## Goal
Tell how many lines have the string "Income" in them, and write nothing besides the number.

┌──

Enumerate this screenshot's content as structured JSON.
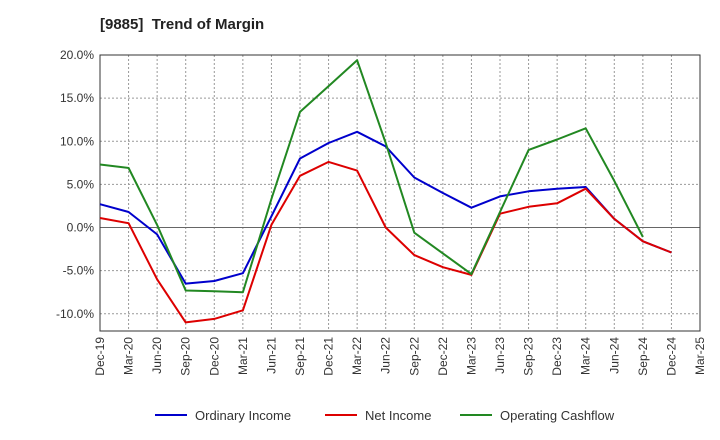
{
  "chart_data": {
    "type": "line",
    "title": "[9885]  Trend of Margin",
    "x": [
      "Dec-19",
      "Mar-20",
      "Jun-20",
      "Sep-20",
      "Dec-20",
      "Mar-21",
      "Jun-21",
      "Sep-21",
      "Dec-21",
      "Mar-22",
      "Jun-22",
      "Sep-22",
      "Dec-22",
      "Mar-23",
      "Jun-23",
      "Sep-23",
      "Dec-23",
      "Mar-24",
      "Jun-24",
      "Sep-24",
      "Dec-24",
      "Mar-25"
    ],
    "y_ticks": [
      "20.0%",
      "15.0%",
      "10.0%",
      "5.0%",
      "0.0%",
      "-5.0%",
      "-10.0%"
    ],
    "y_tick_values": [
      20,
      15,
      10,
      5,
      0,
      -5,
      -10
    ],
    "ylim": [
      -12,
      20
    ],
    "grid": true,
    "legend_position": "bottom",
    "series": [
      {
        "name": "Ordinary Income",
        "color": "#0000cc",
        "values": [
          2.7,
          1.8,
          -0.8,
          -6.5,
          -6.2,
          -5.3,
          1.3,
          8.0,
          9.8,
          11.1,
          9.4,
          5.8,
          4.0,
          2.3,
          3.6,
          4.2,
          4.5,
          4.7,
          1.0,
          -1.6,
          -2.9,
          null
        ]
      },
      {
        "name": "Net Income",
        "color": "#dd0000",
        "values": [
          1.1,
          0.5,
          -6.0,
          -11.0,
          -10.6,
          -9.6,
          0.3,
          6.0,
          7.6,
          6.6,
          0.0,
          -3.2,
          -4.6,
          -5.5,
          1.6,
          2.4,
          2.8,
          4.5,
          1.0,
          -1.6,
          -2.9,
          null
        ]
      },
      {
        "name": "Operating Cashflow",
        "color": "#228822",
        "values": [
          7.3,
          6.9,
          0.3,
          -7.3,
          -7.4,
          -7.5,
          3.3,
          13.4,
          16.4,
          19.4,
          9.8,
          -0.6,
          -3.0,
          -5.4,
          1.8,
          9.0,
          10.2,
          11.5,
          5.4,
          -1.1,
          null,
          null
        ]
      }
    ]
  }
}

└──

## Solved exercise
2